# QUOTED TEXT
++++++++

In the twelve century, under Orestes, the son of
Agamemnon, Argos became again the capital of Argolis.
In the eleventh century, Argos fell to the Dorians and their leader Temenos,
made it the base of his operations.
At 750 BC, under the tyrant Pheidon, Argos became the most
important city of Peloponnese.
The legend
The first king of Argos was Inachus, the son
of Oceanus and Tethys and god of the river that was
flowing in front of the walls of the city. His reign is placed in 1986
BC.
The legend tell us that after the flood of Deukalion, he led the
surviving people down, from the mountains to the plains. When Hera and
Poseidon contended for the possession of the land, Inachus chose Hera
and he was punished from Poseidon, who made the rivers of Argos been
scarce of water. From his name Argians were called also Inachidaes.
His sons were Phoroneus and Aegialus. Phoroneus was the
Argian Prometheus, the hero who gave them the fire and their social
qualities. His tomb at Argos, as well as the whole territory was called Phoronic
city. Phoroneus bore two children by the nymph Teledeke, Apis
and Niobe.
The first name of Peloponnese was Apia and took her name from
Apis, who was a harsh ruler. Apis was put to death by Telchin and
Thelxion and Argos, son of his sister Niobe, by the god
Zeus, was succeeded him in the throne.
His wife Evande, the daughter of Strimon, gave him four sons, Ekbasus,
Peiras, Epidaurus, Kriatus.
The son of Ekbasus, Agenor, succeeded him and his child Argos
Panoptes, it is said to have one hundred eyes in all his body.
Argos liberated Peloponnese from many monsters and wild animals.
Inachus, the father of the Argives, had a daughter, named Io.
From her adventures the Attic tragedians took their themes. Io was the
first priestess of Hera at the ancient Heraion, which lied
between Mycenae and Tiryns.
Io was attacked amorously by Zeus and when Hera learned this, Zeus
turned her into a white cow. Hera demanded to bring the cow to her and
put Argos Panoptes as her guardian. Hermes at the
command of Zeus, played his lyre and closed all eyes of Argos and then
killed him. Hera then drove the cow away, by means of stinging god-fly
and forced her to wander in foreign lands. The wandering Io, which gave
the name to the Ionian Gulf, went to Epirus and then to
Illyria and passing the mountains of Caucasus, came to Thrace and
Bosporous. Then went to Skythia, Cimmeria and other Asiatic regions and
arrived in Egypt, where at last Zeus restored her to her original form
and had a black child with her, Epaphos.

++++++++

# YOUR TASKS
- 1) In the passage on Argos, who was the first king of Argos?
- 2) According to the passage on Argos, why did the rivers of Argos become scarce of water?
The entries can be left aside; they are not needed here.

# Layout annotation data

++++++++

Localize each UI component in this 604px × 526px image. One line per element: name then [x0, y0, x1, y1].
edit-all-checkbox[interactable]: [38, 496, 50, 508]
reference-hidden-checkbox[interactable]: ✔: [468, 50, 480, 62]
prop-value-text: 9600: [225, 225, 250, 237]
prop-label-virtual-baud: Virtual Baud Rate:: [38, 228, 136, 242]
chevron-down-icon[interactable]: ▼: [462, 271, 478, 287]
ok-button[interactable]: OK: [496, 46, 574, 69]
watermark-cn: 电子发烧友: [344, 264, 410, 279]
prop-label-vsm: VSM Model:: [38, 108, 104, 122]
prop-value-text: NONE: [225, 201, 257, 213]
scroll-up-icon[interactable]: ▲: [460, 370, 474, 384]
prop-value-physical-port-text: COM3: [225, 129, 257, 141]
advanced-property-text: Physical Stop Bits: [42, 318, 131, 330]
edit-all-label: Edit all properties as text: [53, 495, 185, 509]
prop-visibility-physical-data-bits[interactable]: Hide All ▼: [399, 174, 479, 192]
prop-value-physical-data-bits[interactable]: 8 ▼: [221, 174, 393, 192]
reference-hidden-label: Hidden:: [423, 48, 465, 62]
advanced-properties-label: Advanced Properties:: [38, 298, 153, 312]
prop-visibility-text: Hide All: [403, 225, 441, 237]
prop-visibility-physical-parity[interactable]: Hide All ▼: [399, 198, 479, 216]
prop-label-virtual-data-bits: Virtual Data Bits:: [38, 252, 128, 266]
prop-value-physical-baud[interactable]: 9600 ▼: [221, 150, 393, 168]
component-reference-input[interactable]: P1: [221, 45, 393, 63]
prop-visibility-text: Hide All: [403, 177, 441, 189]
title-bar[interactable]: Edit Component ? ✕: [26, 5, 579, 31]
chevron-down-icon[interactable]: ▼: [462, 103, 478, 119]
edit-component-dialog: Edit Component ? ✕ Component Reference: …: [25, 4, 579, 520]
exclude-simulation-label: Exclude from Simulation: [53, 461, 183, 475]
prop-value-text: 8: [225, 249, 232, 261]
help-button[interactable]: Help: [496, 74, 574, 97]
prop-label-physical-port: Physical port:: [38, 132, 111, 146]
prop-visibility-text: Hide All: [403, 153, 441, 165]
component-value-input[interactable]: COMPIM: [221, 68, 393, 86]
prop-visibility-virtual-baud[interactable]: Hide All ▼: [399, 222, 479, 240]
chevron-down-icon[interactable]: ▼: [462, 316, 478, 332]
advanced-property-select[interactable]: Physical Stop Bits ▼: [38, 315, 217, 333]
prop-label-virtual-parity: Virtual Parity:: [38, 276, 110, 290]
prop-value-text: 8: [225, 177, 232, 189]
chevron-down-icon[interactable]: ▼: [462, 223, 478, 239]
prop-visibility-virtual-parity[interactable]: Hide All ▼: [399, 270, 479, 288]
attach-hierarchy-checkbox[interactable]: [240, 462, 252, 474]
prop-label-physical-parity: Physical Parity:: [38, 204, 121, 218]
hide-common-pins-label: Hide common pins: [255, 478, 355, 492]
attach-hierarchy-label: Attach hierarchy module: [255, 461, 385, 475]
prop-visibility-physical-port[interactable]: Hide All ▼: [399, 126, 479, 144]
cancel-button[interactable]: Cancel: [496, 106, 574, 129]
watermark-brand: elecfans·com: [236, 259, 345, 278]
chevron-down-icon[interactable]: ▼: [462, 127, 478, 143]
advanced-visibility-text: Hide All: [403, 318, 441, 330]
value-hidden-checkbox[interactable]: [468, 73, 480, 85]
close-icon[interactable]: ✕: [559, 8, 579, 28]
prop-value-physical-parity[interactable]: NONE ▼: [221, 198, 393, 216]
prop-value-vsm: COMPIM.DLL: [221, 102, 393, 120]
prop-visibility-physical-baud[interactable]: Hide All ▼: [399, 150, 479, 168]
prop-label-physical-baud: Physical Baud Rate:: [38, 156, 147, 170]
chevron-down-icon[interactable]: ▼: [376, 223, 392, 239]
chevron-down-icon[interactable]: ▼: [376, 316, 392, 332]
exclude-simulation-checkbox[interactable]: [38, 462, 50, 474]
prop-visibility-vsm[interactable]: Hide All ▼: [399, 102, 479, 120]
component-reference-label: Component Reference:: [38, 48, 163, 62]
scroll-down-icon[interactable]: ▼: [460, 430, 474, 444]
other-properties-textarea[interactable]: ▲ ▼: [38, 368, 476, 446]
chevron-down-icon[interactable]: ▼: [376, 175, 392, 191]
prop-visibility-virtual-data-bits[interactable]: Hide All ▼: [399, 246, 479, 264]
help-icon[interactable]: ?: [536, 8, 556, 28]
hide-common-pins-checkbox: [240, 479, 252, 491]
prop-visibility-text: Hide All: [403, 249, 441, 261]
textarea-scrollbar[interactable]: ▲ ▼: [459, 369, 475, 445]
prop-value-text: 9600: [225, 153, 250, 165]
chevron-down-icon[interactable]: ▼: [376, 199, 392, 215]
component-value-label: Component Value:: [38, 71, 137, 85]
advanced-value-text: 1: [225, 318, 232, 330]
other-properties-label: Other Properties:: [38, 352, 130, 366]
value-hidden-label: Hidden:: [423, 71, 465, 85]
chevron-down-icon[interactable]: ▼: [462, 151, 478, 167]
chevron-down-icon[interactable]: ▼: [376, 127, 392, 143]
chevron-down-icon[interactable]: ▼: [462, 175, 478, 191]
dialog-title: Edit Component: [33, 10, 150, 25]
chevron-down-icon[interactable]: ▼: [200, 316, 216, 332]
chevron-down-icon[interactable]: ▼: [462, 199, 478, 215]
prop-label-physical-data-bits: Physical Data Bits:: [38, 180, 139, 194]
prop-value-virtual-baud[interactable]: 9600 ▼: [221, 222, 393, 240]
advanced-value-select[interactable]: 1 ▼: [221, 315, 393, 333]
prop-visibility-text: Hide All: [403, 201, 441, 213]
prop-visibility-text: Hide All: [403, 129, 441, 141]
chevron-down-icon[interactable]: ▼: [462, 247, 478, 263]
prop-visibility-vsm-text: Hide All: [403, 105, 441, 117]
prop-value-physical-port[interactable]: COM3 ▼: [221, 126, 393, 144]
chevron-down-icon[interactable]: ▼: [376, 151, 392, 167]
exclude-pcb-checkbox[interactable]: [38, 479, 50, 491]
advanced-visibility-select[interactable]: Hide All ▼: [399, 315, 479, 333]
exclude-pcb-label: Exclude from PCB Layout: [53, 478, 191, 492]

++++++++

# SOLVED TASKS
- 1) Inachus, the son of Oceanus and Tethys, was the first king of Argos.

- 2) When Hera and Poseidon contended for possession of the land, Inachus chose Hera. Poseidon punished him by making the rivers of Argos scarce of water.